### YOUR INSTRUCTIONS
Reproduce every line of the listing as written, apart from the pictures.

### DATA TO USE

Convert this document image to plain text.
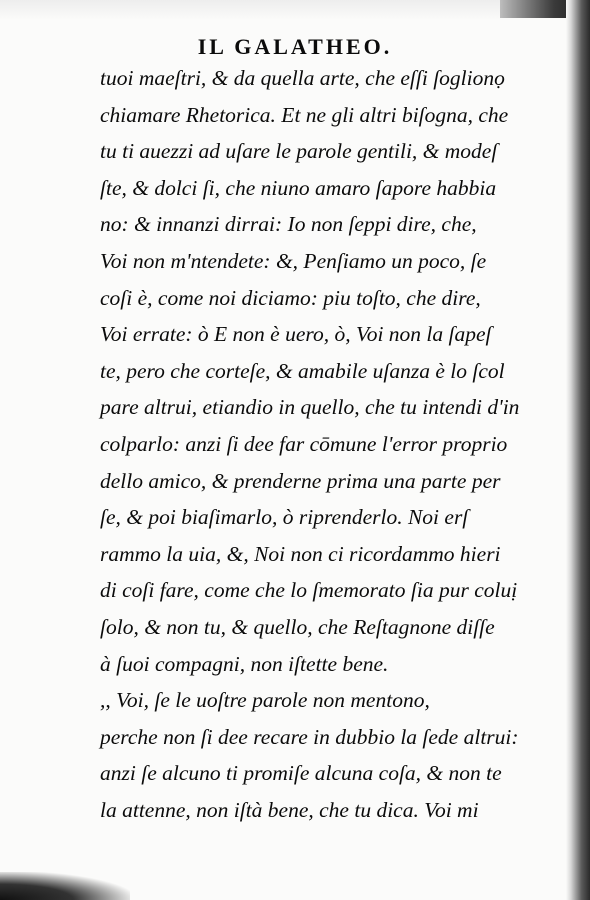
IL GALATHEO.
tuoi maeſtri, & da quella arte, che eſſi ſoglionọ
chiamare Rhetorica. Et ne gli altri biſogna, che
tu ti auezzi ad uſare le parole gentili, & modeſ
ſte, & dolci ſi, che niuno amaro ſapore habbia
no: & innanzi dirrai: Io non ſeppi dire, che,
Voi non m'ntendete: &, Penſiamo un poco, ſe
coſi è, come noi diciamo: piu toſto, che dire,
Voi errate: ò E non è uero, ò, Voi non la ſapeſ
te, pero che corteſe, & amabile uſanza è lo ſcol
pare altrui, etiandio in quello, che tu intendi d'in
colparlo: anzi ſi dee far cōmune l'error proprio
dello amico, & prenderne prima una parte per
ſe, & poi biaſimarlo, ò riprenderlo. Noi erſ
rammo la uia, &, Noi non ci ricordammo hieri
di coſi fare, come che lo ſmemorato ſia pur coluị
ſolo, & non tu, & quello, che Reſtagnone diſſe
à ſuoi compagni, non iſtette bene.
,, Voi, ſe le uoſtre parole non mentono,
perche non ſi dee recare in dubbio la ſede altrui:
anzi ſe alcuno ti promiſe alcuna coſa, & non te
la attenne, non iſtà bene, che tu dica. Voi mi
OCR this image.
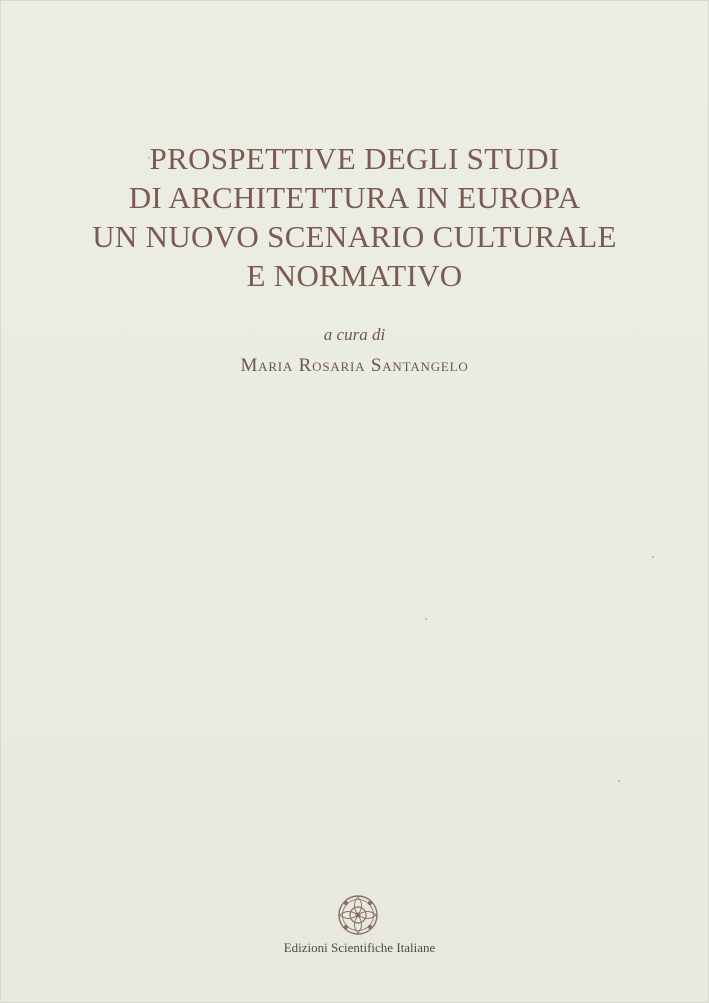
PROSPETTIVE DEGLI STUDI
DI ARCHITETTURA IN EUROPA
UN NUOVO SCENARIO CULTURALE
E NORMATIVO
a cura di
Maria Rosaria Santangelo
Edizioni Scientifiche Italiane
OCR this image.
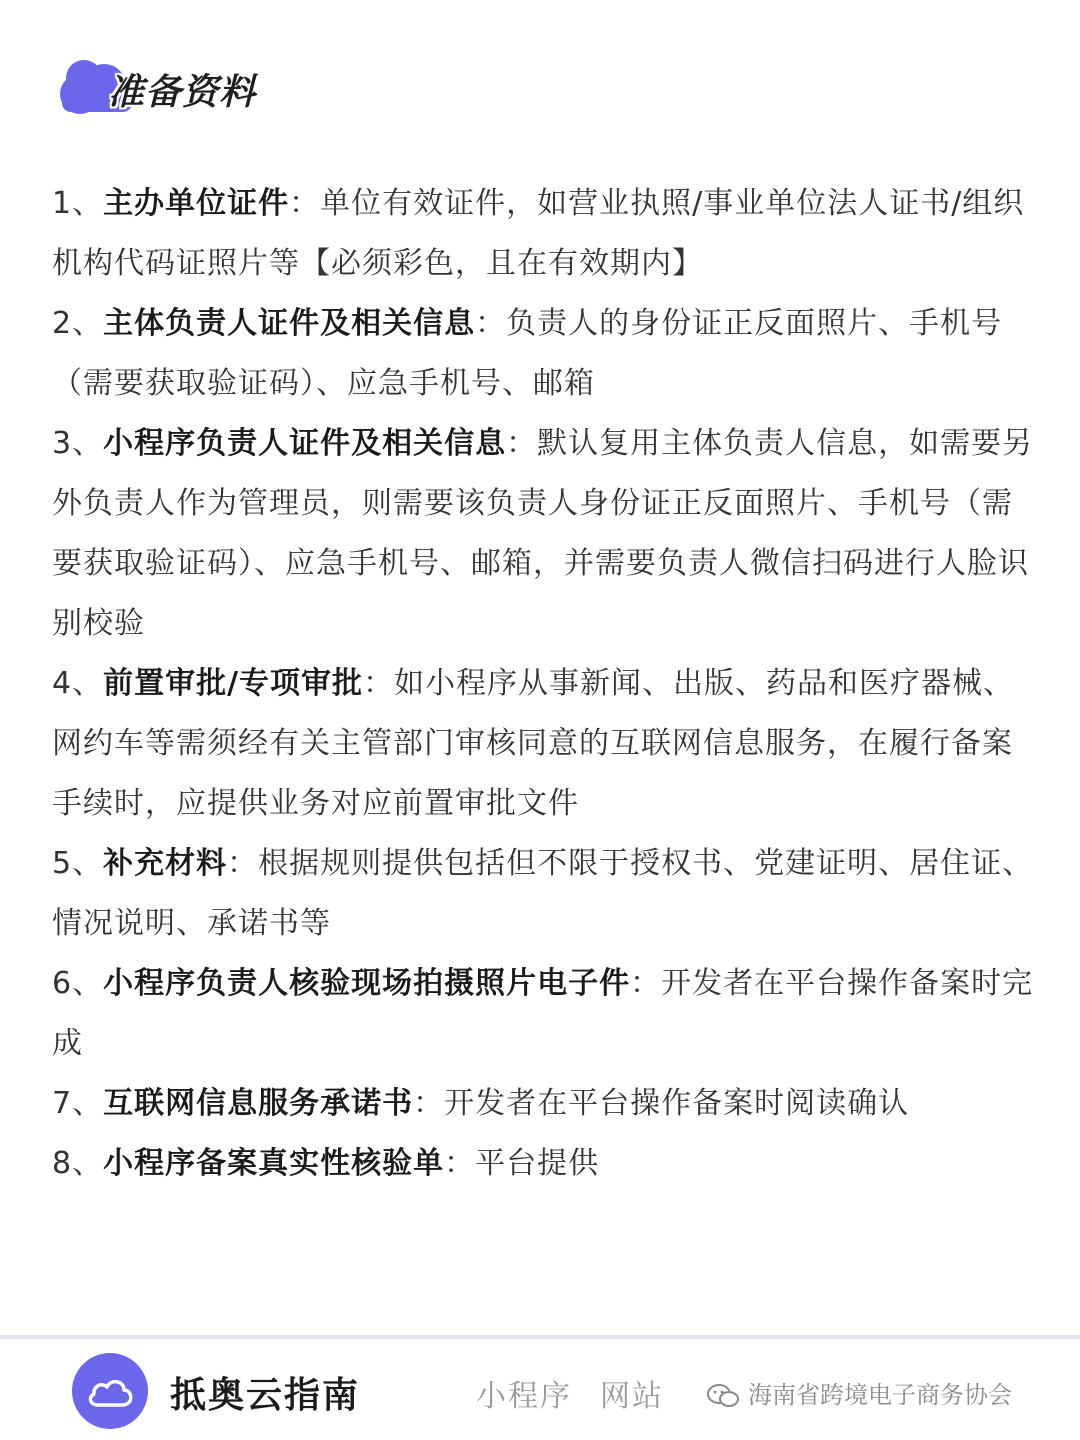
准备资料

1、主办单位证件：单位有效证件，如营业执照/事业单位法人证书/组织机构代码证照片等【必须彩色，且在有效期内】

2、主体负责人证件及相关信息：负责人的身份证正反面照片、手机号（需要获取验证码）、应急手机号、邮箱

3、小程序负责人证件及相关信息：默认复用主体负责人信息，如需要另外负责人作为管理员，则需要该负责人身份证正反面照片、手机号（需要获取验证码）、应急手机号、邮箱，并需要负责人微信扫码进行人脸识别校验

4、前置审批/专项审批：如小程序从事新闻、出版、药品和医疗器械、网约车等需须经有关主管部门审核同意的互联网信息服务，在履行备案手续时，应提供业务对应前置审批文件

5、补充材料：根据规则提供包括但不限于授权书、党建证明、居住证、情况说明、承诺书等

6、小程序负责人核验现场拍摄照片电子件：开发者在平台操作备案时完成

7、互联网信息服务承诺书：开发者在平台操作备案时阅读确认

8、小程序备案真实性核验单：平台提供

抵奥云指南	小程序 网站	海南省跨境电子商务协会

### RESPONSE TO THE EXERCISE
Convert this document image to plain text.
IL GALATHEO.
tuoi maeſtri, & da quella arte, che eſſi ſoglionọ
chiamare Rhetorica. Et ne gli altri biſogna, che
tu ti auezzi ad uſare le parole gentili, & modeſ
ſte, & dolci ſi, che niuno amaro ſapore habbia
no: & innanzi dirrai: Io non ſeppi dire, che,
Voi non m'ntendete: &, Penſiamo un poco, ſe
coſi è, come noi diciamo: piu toſto, che dire,
Voi errate: ò E non è uero, ò, Voi non la ſapeſ
te, pero che corteſe, & amabile uſanza è lo ſcol
pare altrui, etiandio in quello, che tu intendi d'in
colparlo: anzi ſi dee far cōmune l'error proprio
dello amico, & prenderne prima una parte per
ſe, & poi biaſimarlo, ò riprenderlo. Noi erſ
rammo la uia, &, Noi non ci ricordammo hieri
di coſi fare, come che lo ſmemorato ſia pur coluị
ſolo, & non tu, & quello, che Reſtagnone diſſe
à ſuoi compagni, non iſtette bene.
,, Voi, ſe le uoſtre parole non mentono,
perche non ſi dee recare in dubbio la ſede altrui:
anzi ſe alcuno ti promiſe alcuna coſa, & non te
la attenne, non iſtà bene, che tu dica. Voi mi
OCR this image.
PROSPETTIVE DEGLI STUDI
DI ARCHITETTURA IN EUROPA
UN NUOVO SCENARIO CULTURALE
E NORMATIVO
a cura di
Maria Rosaria Santangelo
Edizioni Scientifiche Italiane
OCR this image.
准备资料

1、主办单位证件：单位有效证件，如营业执照/事业单位法人证书/组织机构代码证照片等【必须彩色，且在有效期内】

2、主体负责人证件及相关信息：负责人的身份证正反面照片、手机号（需要获取验证码）、应急手机号、邮箱

3、小程序负责人证件及相关信息：默认复用主体负责人信息，如需要另外负责人作为管理员，则需要该负责人身份证正反面照片、手机号（需要获取验证码）、应急手机号、邮箱，并需要负责人微信扫码进行人脸识别校验

4、前置审批/专项审批：如小程序从事新闻、出版、药品和医疗器械、网约车等需须经有关主管部门审核同意的互联网信息服务，在履行备案手续时，应提供业务对应前置审批文件

5、补充材料：根据规则提供包括但不限于授权书、党建证明、居住证、情况说明、承诺书等

6、小程序负责人核验现场拍摄照片电子件：开发者在平台操作备案时完成

7、互联网信息服务承诺书：开发者在平台操作备案时阅读确认

8、小程序备案真实性核验单：平台提供

抵奥云指南	小程序 网站	海南省跨境电子商务协会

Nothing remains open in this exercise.